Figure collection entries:
+===+

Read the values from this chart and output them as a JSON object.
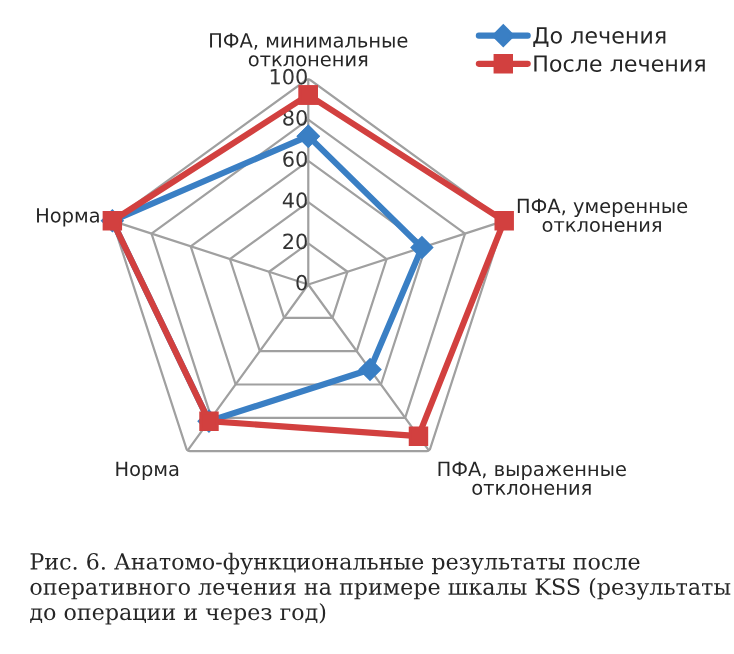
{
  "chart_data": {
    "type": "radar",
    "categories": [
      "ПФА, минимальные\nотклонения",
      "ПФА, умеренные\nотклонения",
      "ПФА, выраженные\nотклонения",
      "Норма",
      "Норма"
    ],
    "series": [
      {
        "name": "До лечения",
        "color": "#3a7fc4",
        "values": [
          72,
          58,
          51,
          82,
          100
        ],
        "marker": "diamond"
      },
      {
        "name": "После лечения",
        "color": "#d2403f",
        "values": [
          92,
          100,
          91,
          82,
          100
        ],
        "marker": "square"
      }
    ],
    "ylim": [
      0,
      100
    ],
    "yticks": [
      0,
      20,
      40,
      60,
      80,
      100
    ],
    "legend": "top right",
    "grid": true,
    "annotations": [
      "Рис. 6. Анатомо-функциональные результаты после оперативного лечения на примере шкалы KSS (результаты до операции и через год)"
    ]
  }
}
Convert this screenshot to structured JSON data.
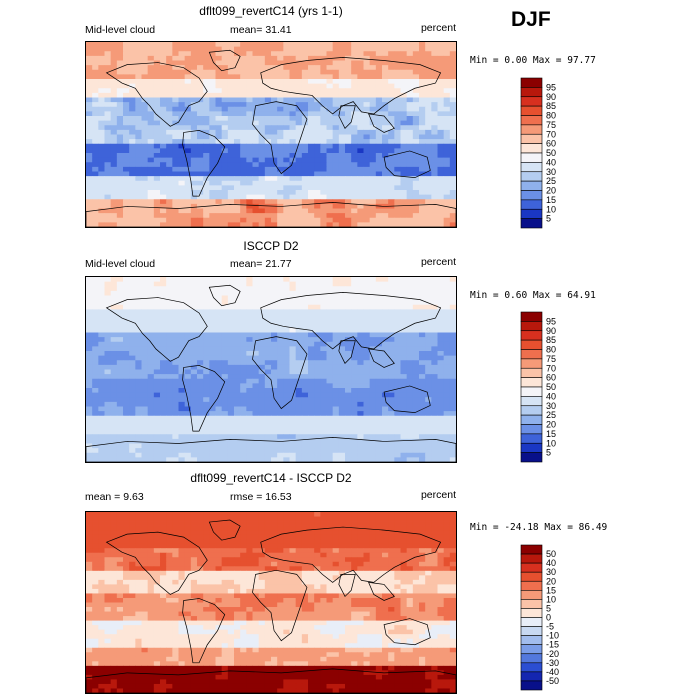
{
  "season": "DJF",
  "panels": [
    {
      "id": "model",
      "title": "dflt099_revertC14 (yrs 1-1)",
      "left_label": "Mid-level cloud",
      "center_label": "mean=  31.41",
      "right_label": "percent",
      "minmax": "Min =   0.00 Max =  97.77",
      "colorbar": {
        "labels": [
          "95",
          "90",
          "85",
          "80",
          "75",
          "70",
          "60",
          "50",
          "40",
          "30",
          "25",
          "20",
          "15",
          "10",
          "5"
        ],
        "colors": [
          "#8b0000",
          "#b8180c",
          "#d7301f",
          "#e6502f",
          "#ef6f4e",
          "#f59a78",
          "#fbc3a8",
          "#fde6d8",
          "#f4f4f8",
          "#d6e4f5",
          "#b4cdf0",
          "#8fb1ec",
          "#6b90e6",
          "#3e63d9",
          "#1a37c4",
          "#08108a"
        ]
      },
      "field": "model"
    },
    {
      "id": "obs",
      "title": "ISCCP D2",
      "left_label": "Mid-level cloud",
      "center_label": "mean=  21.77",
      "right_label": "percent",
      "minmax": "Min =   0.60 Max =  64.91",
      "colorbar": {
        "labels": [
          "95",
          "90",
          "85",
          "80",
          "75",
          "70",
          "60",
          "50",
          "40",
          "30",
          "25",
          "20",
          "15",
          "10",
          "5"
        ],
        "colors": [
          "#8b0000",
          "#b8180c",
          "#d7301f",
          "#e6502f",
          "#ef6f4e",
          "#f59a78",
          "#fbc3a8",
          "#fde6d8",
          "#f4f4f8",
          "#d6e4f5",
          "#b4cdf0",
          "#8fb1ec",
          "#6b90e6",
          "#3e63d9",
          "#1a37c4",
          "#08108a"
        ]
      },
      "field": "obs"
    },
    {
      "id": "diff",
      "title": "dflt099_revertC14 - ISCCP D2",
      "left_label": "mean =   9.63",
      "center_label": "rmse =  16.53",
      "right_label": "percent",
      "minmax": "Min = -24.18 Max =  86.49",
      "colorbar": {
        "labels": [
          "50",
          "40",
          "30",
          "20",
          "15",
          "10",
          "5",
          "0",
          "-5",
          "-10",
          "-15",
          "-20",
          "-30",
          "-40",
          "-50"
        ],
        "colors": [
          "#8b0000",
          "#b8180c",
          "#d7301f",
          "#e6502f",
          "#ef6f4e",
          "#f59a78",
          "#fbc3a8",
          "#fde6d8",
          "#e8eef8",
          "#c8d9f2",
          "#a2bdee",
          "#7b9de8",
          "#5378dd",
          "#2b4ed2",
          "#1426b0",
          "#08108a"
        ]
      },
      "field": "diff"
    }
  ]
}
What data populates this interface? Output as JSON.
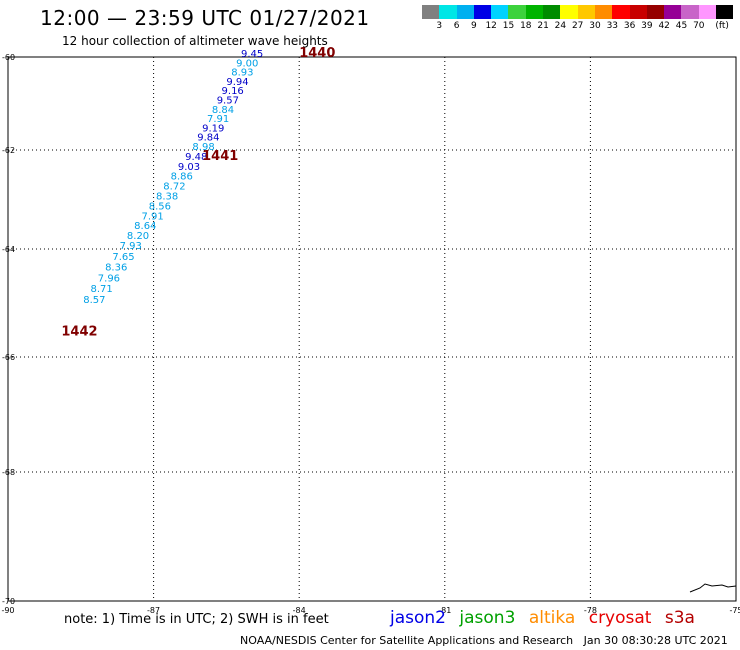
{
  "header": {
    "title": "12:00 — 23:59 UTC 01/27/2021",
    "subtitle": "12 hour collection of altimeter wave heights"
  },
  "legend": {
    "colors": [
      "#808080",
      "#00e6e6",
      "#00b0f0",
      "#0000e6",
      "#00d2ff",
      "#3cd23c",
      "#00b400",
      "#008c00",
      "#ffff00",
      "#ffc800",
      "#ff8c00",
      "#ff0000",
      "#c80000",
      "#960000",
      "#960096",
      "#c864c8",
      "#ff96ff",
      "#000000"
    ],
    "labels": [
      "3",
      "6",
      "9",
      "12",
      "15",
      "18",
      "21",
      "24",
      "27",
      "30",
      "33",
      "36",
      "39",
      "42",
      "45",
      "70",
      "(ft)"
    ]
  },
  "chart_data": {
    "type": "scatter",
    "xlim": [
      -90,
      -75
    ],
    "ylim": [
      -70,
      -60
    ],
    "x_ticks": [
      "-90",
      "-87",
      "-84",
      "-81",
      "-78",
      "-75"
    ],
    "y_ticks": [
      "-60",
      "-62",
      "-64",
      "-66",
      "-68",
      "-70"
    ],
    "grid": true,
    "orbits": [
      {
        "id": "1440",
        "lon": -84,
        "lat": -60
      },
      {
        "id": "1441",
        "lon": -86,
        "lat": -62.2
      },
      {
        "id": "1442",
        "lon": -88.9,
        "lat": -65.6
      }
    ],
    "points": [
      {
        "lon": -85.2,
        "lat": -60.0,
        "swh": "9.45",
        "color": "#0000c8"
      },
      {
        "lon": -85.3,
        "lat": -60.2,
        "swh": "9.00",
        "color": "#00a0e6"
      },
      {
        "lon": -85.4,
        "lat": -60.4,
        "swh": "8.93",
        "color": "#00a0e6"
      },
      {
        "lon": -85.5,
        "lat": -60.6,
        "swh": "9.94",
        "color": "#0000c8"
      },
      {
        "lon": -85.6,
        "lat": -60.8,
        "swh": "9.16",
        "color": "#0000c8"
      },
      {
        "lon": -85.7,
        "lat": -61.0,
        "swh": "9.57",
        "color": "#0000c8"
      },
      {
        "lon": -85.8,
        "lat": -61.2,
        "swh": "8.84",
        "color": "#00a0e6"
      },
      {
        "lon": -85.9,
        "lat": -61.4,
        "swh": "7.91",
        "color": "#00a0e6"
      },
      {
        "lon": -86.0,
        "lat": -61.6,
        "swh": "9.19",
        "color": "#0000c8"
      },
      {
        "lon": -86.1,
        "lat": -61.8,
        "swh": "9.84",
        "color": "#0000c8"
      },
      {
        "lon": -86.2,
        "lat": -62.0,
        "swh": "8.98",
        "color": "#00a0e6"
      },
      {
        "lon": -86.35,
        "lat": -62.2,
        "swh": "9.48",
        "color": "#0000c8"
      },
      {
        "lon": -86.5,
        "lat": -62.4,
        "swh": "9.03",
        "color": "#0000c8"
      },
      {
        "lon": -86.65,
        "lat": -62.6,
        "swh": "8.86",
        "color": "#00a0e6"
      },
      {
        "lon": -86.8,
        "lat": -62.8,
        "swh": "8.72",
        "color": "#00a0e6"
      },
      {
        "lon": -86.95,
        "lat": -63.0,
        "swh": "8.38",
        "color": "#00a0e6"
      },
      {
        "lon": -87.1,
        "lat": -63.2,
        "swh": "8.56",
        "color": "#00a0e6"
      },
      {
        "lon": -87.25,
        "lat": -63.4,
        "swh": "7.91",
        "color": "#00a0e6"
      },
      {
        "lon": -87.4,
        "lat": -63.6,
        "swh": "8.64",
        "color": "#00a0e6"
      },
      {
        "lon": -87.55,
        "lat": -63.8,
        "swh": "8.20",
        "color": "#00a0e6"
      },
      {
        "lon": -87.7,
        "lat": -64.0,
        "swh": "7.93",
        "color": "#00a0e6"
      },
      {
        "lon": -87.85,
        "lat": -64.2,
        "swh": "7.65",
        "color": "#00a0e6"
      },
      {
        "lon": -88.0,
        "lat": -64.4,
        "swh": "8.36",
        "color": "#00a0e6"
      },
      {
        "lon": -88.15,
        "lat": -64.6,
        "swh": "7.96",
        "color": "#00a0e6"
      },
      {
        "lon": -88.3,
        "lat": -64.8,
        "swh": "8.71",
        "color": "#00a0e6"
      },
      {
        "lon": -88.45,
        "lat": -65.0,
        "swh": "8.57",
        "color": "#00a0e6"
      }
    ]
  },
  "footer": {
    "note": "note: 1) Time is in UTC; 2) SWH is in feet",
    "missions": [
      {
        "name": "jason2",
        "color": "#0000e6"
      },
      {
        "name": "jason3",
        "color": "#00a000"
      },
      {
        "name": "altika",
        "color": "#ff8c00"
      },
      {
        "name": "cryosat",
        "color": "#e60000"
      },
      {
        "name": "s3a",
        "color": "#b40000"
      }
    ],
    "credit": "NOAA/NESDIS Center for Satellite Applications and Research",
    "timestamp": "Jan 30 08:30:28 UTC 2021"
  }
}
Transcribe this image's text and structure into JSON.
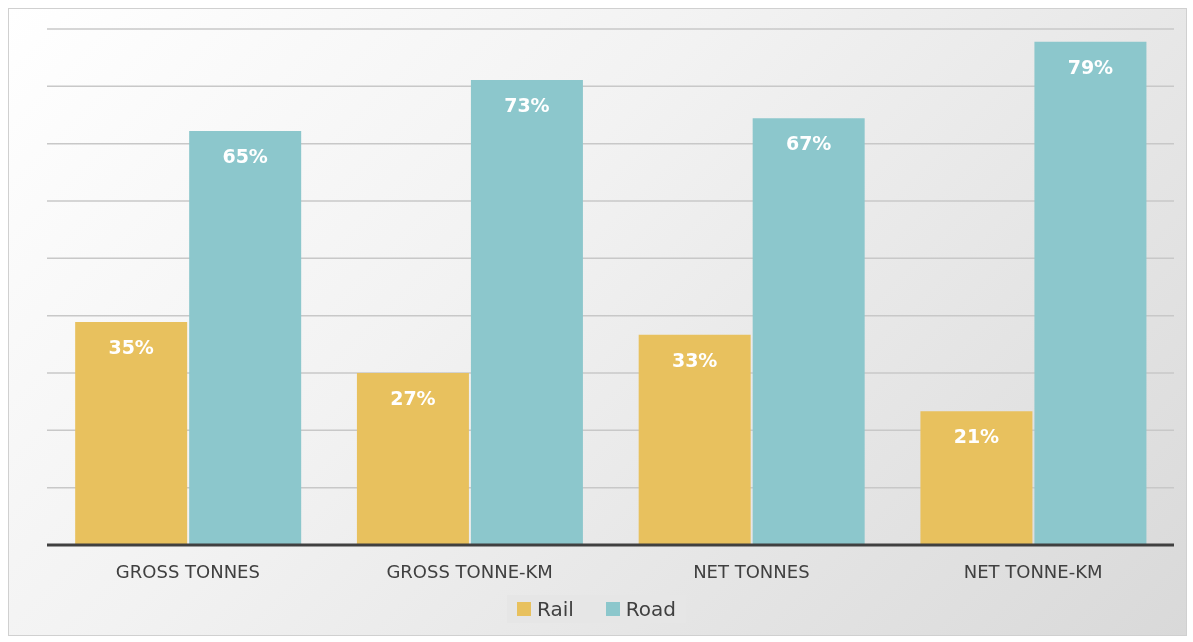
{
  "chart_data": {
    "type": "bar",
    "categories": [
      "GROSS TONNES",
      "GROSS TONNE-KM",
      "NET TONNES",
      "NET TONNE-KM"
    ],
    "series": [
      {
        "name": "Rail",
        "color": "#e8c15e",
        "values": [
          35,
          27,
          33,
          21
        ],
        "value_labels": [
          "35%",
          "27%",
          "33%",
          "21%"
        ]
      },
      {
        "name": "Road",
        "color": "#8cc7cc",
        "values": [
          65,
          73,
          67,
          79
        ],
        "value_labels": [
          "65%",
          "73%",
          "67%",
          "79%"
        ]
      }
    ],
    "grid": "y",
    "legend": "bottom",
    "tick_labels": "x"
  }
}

+===+

■ **Description of the task**
Skip the pictures; extract only the lines from the line with "Transcribe this image's" through the final line of the material, exactly as they appear.

■ **Solved problem**
Transcribe this image's text and structure into JSON.
{
  "chart_data": {
    "type": "bar",
    "categories": [
      "GROSS TONNES",
      "GROSS TONNE-KM",
      "NET TONNES",
      "NET TONNE-KM"
    ],
    "series": [
      {
        "name": "Rail",
        "color": "#e8c15e",
        "values": [
          35,
          27,
          33,
          21
        ],
        "value_labels": [
          "35%",
          "27%",
          "33%",
          "21%"
        ]
      },
      {
        "name": "Road",
        "color": "#8cc7cc",
        "values": [
          65,
          73,
          67,
          79
        ],
        "value_labels": [
          "65%",
          "73%",
          "67%",
          "79%"
        ]
      }
    ],
    "grid": "y",
    "legend": "bottom",
    "tick_labels": "x"
  }
}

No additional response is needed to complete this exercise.